◆ What needs to be done
Can you quote the records below in full, word for word?

◆ Records to use

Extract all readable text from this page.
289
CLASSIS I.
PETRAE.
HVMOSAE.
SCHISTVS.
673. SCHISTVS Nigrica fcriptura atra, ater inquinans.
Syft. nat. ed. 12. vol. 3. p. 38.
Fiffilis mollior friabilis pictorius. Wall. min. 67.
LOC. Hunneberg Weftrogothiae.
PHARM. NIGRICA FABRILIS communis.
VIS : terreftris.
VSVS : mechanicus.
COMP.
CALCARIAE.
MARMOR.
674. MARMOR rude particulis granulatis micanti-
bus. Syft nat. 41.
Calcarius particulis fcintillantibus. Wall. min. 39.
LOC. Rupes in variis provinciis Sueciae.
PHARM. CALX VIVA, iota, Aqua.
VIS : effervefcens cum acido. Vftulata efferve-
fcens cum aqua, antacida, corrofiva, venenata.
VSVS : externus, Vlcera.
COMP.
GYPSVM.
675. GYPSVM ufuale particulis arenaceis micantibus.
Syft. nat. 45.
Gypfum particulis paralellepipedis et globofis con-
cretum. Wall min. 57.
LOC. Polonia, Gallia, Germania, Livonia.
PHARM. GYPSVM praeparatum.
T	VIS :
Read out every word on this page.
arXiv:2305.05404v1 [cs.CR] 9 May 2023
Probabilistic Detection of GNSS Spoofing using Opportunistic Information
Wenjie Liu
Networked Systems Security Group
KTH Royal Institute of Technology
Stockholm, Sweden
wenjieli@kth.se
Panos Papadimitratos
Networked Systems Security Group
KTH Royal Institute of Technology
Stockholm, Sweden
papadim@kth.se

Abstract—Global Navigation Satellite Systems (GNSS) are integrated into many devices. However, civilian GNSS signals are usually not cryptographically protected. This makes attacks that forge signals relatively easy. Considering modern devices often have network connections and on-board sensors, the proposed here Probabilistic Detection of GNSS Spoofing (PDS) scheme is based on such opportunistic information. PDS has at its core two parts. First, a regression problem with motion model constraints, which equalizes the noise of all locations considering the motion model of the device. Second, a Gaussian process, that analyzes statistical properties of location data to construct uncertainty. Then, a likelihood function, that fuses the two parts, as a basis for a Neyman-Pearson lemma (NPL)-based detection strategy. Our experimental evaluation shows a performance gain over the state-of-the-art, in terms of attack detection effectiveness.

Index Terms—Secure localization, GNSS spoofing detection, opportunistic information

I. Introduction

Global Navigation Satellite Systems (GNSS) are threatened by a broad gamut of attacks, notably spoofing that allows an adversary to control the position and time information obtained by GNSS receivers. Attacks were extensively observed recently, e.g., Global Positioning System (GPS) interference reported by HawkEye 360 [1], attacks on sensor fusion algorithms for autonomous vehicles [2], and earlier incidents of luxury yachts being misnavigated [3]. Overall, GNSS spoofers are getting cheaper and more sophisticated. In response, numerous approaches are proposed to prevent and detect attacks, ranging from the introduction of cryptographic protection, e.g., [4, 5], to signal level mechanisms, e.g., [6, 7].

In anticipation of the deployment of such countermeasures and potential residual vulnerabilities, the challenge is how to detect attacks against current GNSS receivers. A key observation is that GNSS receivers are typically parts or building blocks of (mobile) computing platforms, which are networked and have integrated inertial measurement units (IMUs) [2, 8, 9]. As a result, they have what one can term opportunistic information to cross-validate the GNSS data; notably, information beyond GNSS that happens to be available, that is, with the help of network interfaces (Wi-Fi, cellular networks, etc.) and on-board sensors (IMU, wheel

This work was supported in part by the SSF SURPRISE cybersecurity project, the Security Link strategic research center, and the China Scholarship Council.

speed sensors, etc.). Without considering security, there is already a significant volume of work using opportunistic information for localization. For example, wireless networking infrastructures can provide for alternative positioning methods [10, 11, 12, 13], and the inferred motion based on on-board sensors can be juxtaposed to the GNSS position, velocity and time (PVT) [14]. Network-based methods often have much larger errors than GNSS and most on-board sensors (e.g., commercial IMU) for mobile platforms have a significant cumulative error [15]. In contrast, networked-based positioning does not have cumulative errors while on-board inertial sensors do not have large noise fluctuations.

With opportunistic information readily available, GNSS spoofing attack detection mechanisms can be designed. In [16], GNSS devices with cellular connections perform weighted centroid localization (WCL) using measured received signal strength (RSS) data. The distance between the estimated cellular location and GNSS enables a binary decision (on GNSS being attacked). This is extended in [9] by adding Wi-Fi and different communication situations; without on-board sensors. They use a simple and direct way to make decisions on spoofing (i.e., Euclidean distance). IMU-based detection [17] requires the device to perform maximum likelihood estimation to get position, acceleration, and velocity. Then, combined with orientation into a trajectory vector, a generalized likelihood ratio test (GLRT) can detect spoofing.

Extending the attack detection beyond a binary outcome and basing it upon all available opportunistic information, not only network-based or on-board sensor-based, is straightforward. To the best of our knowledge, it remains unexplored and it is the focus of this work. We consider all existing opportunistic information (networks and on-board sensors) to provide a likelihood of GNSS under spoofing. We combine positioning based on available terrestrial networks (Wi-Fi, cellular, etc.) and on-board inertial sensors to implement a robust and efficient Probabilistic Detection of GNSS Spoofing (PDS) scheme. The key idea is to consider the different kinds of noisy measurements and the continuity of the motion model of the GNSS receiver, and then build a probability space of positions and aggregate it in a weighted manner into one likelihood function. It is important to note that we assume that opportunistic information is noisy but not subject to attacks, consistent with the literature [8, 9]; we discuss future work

◆ Answer to the problem
Extract all readable text from this page.
289
CLASSIS I.
PETRAE.
HVMOSAE.
SCHISTVS.
673. SCHISTVS Nigrica fcriptura atra, ater inquinans.
Syft. nat. ed. 12. vol. 3. p. 38.
Fiffilis mollior friabilis pictorius. Wall. min. 67.
LOC. Hunneberg Weftrogothiae.
PHARM. NIGRICA FABRILIS communis.
VIS : terreftris.
VSVS : mechanicus.
COMP.
CALCARIAE.
MARMOR.
674. MARMOR rude particulis granulatis micanti-
bus. Syft nat. 41.
Calcarius particulis fcintillantibus. Wall. min. 39.
LOC. Rupes in variis provinciis Sueciae.
PHARM. CALX VIVA, iota, Aqua.
VIS : effervefcens cum acido. Vftulata efferve-
fcens cum aqua, antacida, corrofiva, venenata.
VSVS : externus, Vlcera.
COMP.
GYPSVM.
675. GYPSVM ufuale particulis arenaceis micantibus.
Syft. nat. 45.
Gypfum particulis paralellepipedis et globofis con-
cretum. Wall min. 57.
LOC. Polonia, Gallia, Germania, Livonia.
PHARM. GYPSVM praeparatum.
T	VIS :
Read out every word on this page.
arXiv:2305.05404v1 [cs.CR] 9 May 2023
Probabilistic Detection of GNSS Spoofing using Opportunistic Information
Wenjie Liu
Networked Systems Security Group
KTH Royal Institute of Technology
Stockholm, Sweden
wenjieli@kth.se
Panos Papadimitratos
Networked Systems Security Group
KTH Royal Institute of Technology
Stockholm, Sweden
papadim@kth.se

Abstract—Global Navigation Satellite Systems (GNSS) are integrated into many devices. However, civilian GNSS signals are usually not cryptographically protected. This makes attacks that forge signals relatively easy. Considering modern devices often have network connections and on-board sensors, the proposed here Probabilistic Detection of GNSS Spoofing (PDS) scheme is based on such opportunistic information. PDS has at its core two parts. First, a regression problem with motion model constraints, which equalizes the noise of all locations considering the motion model of the device. Second, a Gaussian process, that analyzes statistical properties of location data to construct uncertainty. Then, a likelihood function, that fuses the two parts, as a basis for a Neyman-Pearson lemma (NPL)-based detection strategy. Our experimental evaluation shows a performance gain over the state-of-the-art, in terms of attack detection effectiveness.

Index Terms—Secure localization, GNSS spoofing detection, opportunistic information

I. Introduction

Global Navigation Satellite Systems (GNSS) are threatened by a broad gamut of attacks, notably spoofing that allows an adversary to control the position and time information obtained by GNSS receivers. Attacks were extensively observed recently, e.g., Global Positioning System (GPS) interference reported by HawkEye 360 [1], attacks on sensor fusion algorithms for autonomous vehicles [2], and earlier incidents of luxury yachts being misnavigated [3]. Overall, GNSS spoofers are getting cheaper and more sophisticated. In response, numerous approaches are proposed to prevent and detect attacks, ranging from the introduction of cryptographic protection, e.g., [4, 5], to signal level mechanisms, e.g., [6, 7].

In anticipation of the deployment of such countermeasures and potential residual vulnerabilities, the challenge is how to detect attacks against current GNSS receivers. A key observation is that GNSS receivers are typically parts or building blocks of (mobile) computing platforms, which are networked and have integrated inertial measurement units (IMUs) [2, 8, 9]. As a result, they have what one can term opportunistic information to cross-validate the GNSS data; notably, information beyond GNSS that happens to be available, that is, with the help of network interfaces (Wi-Fi, cellular networks, etc.) and on-board sensors (IMU, wheel

This work was supported in part by the SSF SURPRISE cybersecurity project, the Security Link strategic research center, and the China Scholarship Council.

speed sensors, etc.). Without considering security, there is already a significant volume of work using opportunistic information for localization. For example, wireless networking infrastructures can provide for alternative positioning methods [10, 11, 12, 13], and the inferred motion based on on-board sensors can be juxtaposed to the GNSS position, velocity and time (PVT) [14]. Network-based methods often have much larger errors than GNSS and most on-board sensors (e.g., commercial IMU) for mobile platforms have a significant cumulative error [15]. In contrast, networked-based positioning does not have cumulative errors while on-board inertial sensors do not have large noise fluctuations.

With opportunistic information readily available, GNSS spoofing attack detection mechanisms can be designed. In [16], GNSS devices with cellular connections perform weighted centroid localization (WCL) using measured received signal strength (RSS) data. The distance between the estimated cellular location and GNSS enables a binary decision (on GNSS being attacked). This is extended in [9] by adding Wi-Fi and different communication situations; without on-board sensors. They use a simple and direct way to make decisions on spoofing (i.e., Euclidean distance). IMU-based detection [17] requires the device to perform maximum likelihood estimation to get position, acceleration, and velocity. Then, combined with orientation into a trajectory vector, a generalized likelihood ratio test (GLRT) can detect spoofing.

Extending the attack detection beyond a binary outcome and basing it upon all available opportunistic information, not only network-based or on-board sensor-based, is straightforward. To the best of our knowledge, it remains unexplored and it is the focus of this work. We consider all existing opportunistic information (networks and on-board sensors) to provide a likelihood of GNSS under spoofing. We combine positioning based on available terrestrial networks (Wi-Fi, cellular, etc.) and on-board inertial sensors to implement a robust and efficient Probabilistic Detection of GNSS Spoofing (PDS) scheme. The key idea is to consider the different kinds of noisy measurements and the continuity of the motion model of the GNSS receiver, and then build a probability space of positions and aggregate it in a weighted manner into one likelihood function. It is important to note that we assume that opportunistic information is noisy but not subject to attacks, consistent with the literature [8, 9]; we discuss future work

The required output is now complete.